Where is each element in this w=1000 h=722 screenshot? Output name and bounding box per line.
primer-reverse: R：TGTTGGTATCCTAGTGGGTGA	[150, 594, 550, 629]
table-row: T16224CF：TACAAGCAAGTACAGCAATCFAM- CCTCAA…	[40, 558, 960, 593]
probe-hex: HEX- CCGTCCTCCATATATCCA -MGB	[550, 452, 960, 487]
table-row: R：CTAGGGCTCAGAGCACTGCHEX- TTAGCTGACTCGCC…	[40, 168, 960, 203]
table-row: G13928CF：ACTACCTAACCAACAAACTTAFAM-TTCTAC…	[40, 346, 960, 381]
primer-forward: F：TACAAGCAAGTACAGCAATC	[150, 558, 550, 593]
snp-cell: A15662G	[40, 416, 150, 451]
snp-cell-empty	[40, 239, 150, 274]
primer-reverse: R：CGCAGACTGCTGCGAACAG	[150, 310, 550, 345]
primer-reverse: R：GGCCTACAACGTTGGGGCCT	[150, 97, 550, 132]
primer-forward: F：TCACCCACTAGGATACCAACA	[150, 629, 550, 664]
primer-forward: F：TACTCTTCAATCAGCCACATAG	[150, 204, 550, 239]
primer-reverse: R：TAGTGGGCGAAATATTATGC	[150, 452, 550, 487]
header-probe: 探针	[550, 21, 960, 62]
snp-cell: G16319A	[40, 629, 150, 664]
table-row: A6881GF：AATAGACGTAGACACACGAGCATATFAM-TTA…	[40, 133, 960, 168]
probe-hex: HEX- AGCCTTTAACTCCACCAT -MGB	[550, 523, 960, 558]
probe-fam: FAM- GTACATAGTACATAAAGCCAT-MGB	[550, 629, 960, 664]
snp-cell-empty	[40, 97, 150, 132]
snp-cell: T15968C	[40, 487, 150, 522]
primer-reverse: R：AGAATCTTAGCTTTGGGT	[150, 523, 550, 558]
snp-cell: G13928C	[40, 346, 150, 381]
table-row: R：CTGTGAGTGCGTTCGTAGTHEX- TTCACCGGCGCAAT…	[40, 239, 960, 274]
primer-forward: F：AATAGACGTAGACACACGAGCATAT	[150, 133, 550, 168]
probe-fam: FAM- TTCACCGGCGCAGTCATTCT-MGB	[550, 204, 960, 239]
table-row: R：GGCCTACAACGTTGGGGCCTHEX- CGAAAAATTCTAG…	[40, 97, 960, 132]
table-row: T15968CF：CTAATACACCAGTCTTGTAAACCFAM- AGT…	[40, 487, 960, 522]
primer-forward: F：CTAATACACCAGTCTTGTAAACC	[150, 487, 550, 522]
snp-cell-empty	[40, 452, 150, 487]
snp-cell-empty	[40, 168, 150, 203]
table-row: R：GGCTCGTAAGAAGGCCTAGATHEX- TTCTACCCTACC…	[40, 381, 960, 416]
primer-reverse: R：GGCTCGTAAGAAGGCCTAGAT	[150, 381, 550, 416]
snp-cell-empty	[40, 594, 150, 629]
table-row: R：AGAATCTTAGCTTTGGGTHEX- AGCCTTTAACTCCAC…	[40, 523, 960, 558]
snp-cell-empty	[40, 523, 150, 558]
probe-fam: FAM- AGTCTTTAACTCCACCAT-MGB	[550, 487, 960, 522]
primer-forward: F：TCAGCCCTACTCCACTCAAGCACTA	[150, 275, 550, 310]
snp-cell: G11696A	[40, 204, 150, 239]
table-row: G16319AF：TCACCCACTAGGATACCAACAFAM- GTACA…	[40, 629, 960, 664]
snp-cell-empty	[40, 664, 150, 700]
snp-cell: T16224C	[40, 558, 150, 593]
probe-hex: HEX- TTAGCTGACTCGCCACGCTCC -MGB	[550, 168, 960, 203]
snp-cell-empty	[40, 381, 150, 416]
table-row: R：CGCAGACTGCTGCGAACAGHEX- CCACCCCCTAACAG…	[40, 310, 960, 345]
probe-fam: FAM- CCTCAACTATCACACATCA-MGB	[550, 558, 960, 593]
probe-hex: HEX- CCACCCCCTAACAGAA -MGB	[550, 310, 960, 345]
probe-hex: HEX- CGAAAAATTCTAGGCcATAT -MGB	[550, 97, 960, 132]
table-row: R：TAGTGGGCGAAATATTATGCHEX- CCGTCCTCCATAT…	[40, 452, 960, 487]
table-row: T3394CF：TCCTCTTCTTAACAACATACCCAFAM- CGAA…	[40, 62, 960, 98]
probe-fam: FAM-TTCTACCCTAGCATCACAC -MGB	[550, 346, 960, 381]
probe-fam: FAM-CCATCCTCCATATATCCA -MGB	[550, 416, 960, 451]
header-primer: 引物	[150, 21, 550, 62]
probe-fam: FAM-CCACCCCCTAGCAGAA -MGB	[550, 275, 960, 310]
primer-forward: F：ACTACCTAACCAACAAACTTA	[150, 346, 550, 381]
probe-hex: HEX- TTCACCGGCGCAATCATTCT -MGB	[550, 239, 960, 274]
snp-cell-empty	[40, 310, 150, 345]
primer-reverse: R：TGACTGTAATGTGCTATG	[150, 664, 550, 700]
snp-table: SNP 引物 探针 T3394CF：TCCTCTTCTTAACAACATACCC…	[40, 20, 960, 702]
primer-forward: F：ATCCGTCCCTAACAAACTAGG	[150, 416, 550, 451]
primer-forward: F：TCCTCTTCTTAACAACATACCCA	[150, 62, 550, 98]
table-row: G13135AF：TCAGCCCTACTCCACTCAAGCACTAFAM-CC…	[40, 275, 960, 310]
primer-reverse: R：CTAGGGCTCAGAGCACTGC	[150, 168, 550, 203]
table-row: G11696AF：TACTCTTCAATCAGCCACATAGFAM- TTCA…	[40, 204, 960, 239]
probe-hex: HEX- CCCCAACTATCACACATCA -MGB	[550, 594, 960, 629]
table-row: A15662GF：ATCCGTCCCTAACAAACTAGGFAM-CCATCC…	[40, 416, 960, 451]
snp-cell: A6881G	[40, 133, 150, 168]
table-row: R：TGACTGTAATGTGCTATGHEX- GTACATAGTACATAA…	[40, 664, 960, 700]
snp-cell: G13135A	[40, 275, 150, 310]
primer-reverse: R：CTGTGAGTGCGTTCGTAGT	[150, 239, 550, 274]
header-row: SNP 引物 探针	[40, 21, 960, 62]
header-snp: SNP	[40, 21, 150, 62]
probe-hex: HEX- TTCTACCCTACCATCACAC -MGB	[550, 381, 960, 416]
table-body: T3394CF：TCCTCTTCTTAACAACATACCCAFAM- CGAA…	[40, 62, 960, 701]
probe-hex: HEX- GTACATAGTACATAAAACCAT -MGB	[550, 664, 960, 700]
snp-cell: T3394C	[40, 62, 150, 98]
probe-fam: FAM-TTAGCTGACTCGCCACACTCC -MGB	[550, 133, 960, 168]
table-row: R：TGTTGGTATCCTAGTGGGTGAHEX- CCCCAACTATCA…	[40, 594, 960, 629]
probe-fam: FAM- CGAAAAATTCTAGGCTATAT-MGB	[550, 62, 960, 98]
- - -
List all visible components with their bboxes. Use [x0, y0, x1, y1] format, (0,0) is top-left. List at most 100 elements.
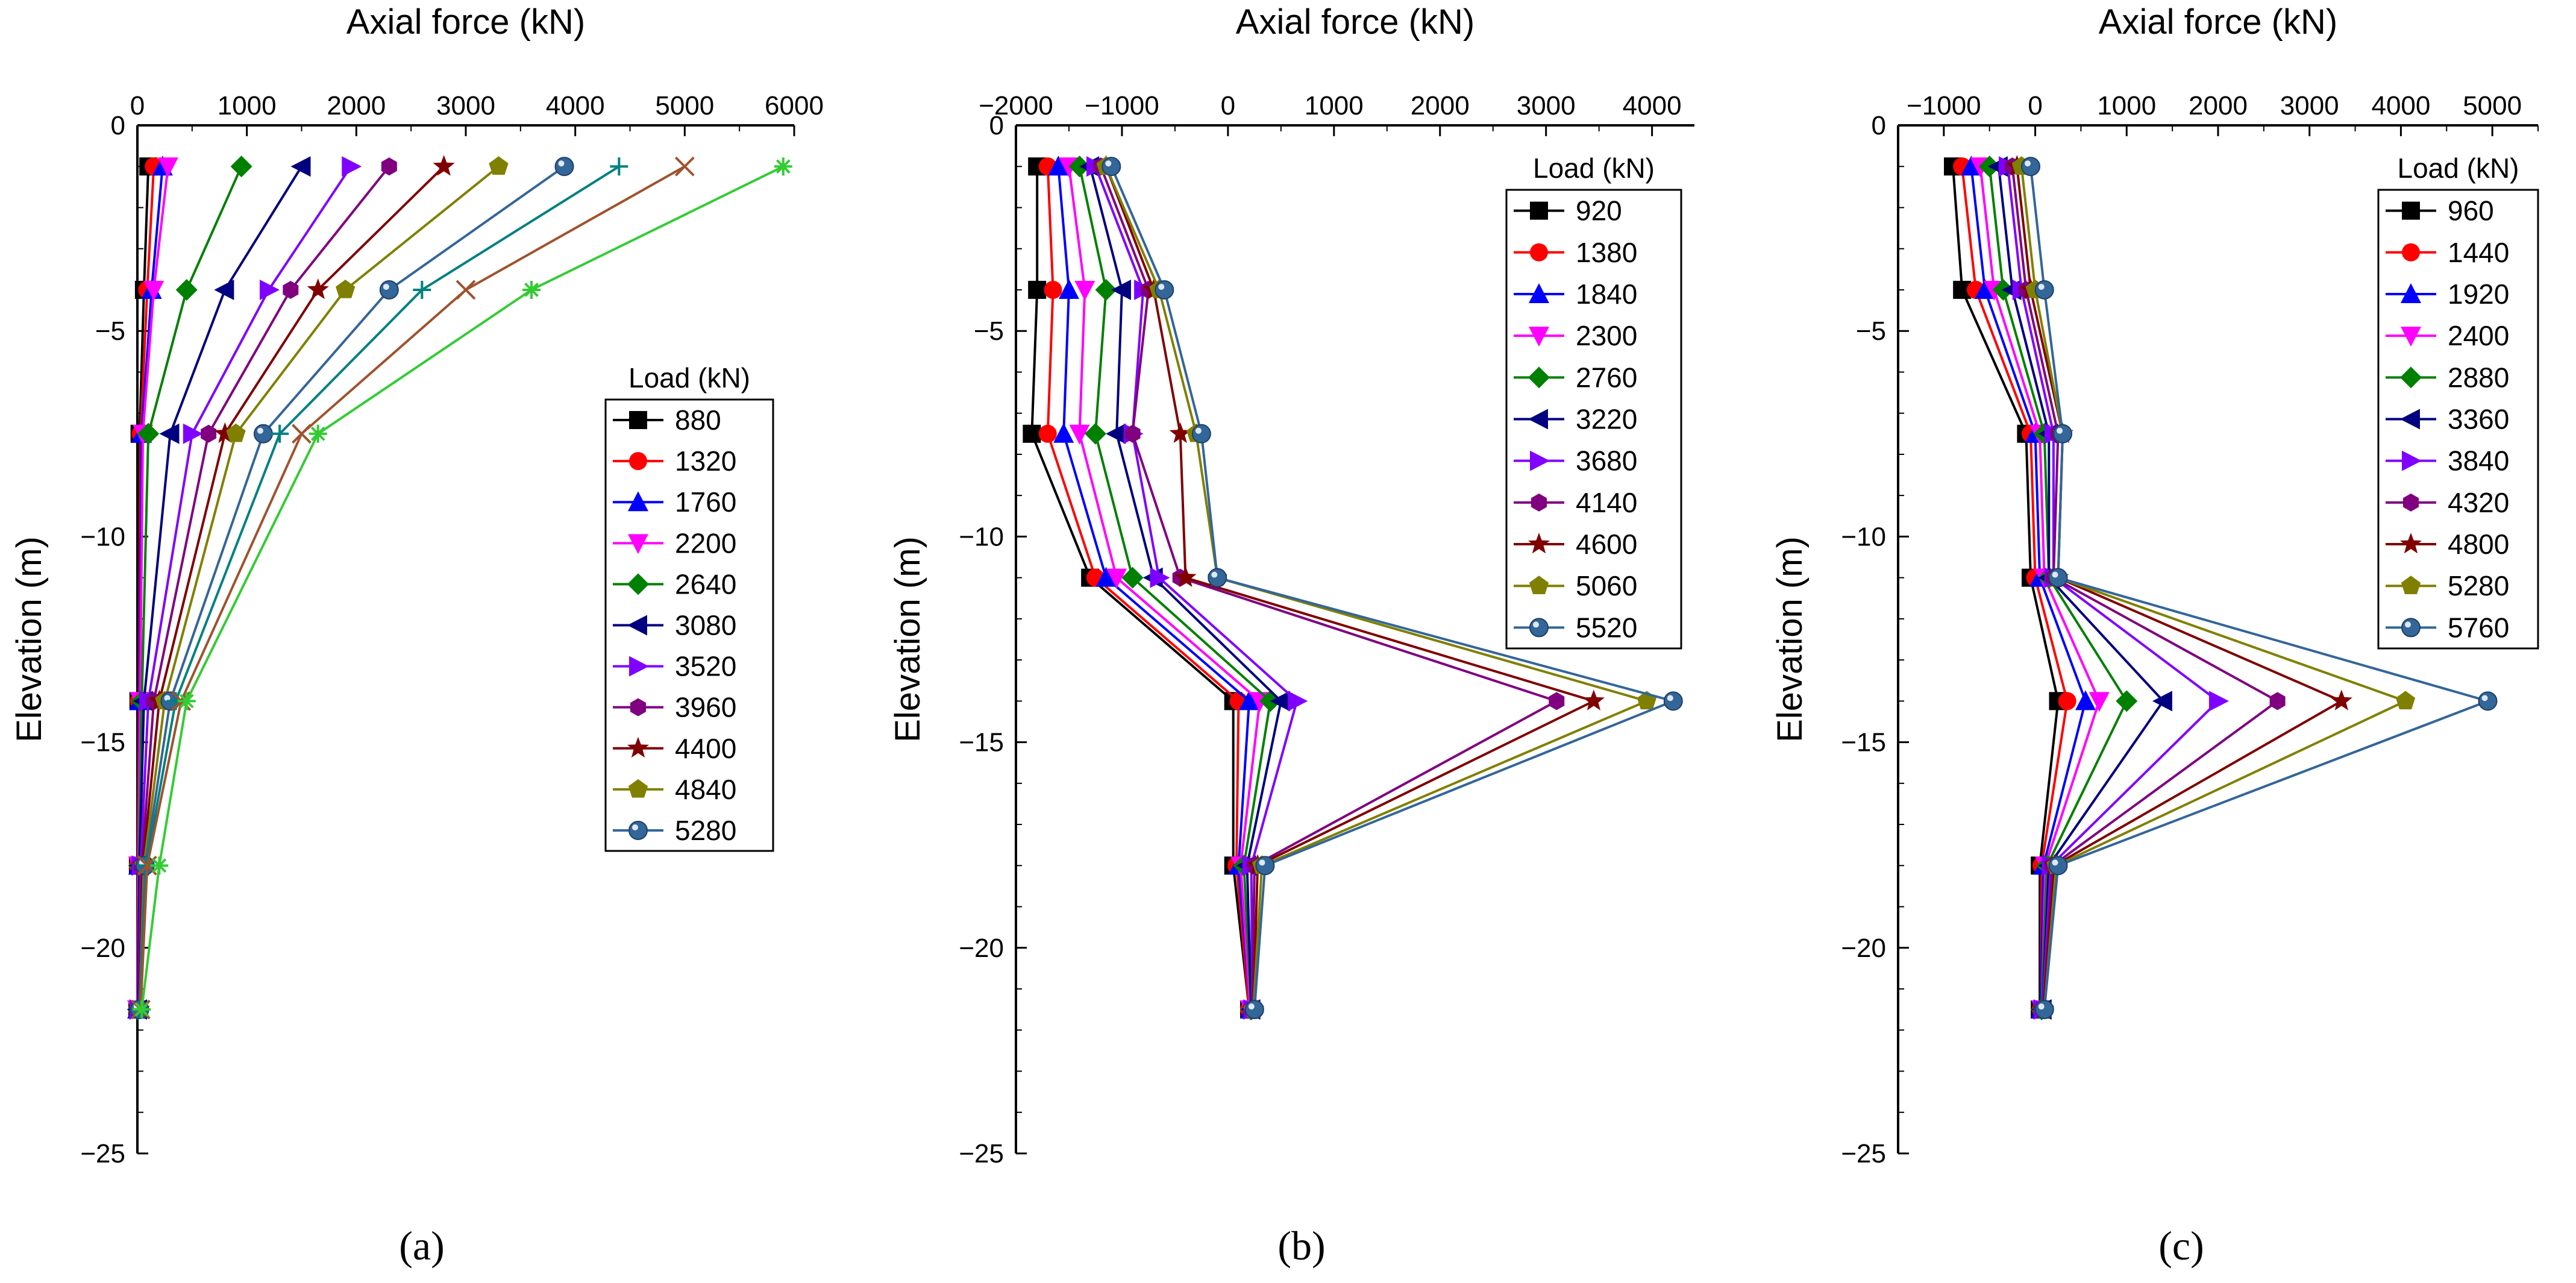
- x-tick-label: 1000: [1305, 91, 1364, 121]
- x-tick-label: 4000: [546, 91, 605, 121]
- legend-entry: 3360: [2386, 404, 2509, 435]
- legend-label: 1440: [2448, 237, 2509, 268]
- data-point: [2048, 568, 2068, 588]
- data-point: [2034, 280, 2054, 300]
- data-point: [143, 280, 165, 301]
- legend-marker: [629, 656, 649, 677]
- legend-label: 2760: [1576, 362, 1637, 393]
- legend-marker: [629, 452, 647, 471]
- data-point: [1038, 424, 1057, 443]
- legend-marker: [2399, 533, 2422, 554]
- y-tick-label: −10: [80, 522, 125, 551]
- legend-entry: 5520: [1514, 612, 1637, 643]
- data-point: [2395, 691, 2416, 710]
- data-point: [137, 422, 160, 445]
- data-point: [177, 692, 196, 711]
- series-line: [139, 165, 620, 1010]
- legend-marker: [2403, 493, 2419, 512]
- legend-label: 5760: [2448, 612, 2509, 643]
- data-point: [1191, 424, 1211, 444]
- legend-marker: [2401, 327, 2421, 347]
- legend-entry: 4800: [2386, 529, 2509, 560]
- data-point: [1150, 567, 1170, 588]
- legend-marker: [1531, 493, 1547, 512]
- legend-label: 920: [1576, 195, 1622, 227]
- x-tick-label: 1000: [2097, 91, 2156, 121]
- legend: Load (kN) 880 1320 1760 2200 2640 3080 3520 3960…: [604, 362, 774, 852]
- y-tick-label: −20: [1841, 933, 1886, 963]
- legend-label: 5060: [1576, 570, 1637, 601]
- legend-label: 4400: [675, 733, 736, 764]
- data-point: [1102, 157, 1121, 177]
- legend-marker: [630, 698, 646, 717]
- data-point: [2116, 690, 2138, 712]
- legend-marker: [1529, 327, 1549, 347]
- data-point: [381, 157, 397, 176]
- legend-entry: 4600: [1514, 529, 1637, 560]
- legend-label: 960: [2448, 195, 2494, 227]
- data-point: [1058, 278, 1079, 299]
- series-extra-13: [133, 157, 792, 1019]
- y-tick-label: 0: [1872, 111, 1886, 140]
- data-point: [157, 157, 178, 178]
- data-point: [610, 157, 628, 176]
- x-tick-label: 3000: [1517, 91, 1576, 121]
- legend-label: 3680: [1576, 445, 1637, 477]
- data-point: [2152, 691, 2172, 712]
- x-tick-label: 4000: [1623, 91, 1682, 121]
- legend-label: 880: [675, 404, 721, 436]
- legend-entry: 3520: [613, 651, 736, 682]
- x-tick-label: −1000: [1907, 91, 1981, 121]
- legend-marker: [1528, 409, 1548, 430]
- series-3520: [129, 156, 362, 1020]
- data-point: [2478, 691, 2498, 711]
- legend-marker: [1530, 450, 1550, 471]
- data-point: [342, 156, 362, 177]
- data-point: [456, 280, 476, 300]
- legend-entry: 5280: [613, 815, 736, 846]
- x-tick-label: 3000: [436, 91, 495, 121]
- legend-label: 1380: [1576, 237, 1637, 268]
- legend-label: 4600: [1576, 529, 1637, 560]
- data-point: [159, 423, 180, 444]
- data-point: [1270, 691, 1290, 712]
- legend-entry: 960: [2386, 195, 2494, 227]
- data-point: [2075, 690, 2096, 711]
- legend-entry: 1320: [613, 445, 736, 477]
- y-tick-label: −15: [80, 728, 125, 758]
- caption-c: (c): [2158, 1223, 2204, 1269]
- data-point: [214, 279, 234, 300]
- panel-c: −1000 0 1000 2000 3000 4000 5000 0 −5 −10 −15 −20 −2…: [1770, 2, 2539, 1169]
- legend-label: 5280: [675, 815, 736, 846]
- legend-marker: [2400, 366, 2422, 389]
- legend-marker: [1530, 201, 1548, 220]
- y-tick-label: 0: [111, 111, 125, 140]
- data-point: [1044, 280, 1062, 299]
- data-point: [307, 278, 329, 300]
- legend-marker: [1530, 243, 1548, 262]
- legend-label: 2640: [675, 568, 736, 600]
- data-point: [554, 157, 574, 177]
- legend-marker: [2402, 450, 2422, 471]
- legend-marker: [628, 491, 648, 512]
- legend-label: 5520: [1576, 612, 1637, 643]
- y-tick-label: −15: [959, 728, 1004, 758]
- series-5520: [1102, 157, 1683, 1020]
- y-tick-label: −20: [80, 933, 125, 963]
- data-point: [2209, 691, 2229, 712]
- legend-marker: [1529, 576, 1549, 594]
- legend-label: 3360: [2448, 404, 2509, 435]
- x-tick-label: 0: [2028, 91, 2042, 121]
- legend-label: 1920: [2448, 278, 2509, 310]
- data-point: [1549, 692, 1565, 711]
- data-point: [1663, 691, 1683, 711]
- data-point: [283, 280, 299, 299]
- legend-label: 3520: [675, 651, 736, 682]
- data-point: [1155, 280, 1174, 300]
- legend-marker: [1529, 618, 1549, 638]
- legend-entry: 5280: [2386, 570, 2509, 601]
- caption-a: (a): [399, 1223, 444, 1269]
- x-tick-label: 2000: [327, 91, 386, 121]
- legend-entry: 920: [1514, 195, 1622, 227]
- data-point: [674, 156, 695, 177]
- - -
### EXERCISE REQUIREMENTS:
Extract every line of the rows above that contains the string "header".

### SOLUTION TO THIS PROBLEM:
header-probe: 探针	[550, 21, 960, 62]
header-primer: 引物	[150, 21, 550, 62]
header-row: SNP 引物 探针	[40, 21, 960, 62]
header-snp: SNP	[40, 21, 150, 62]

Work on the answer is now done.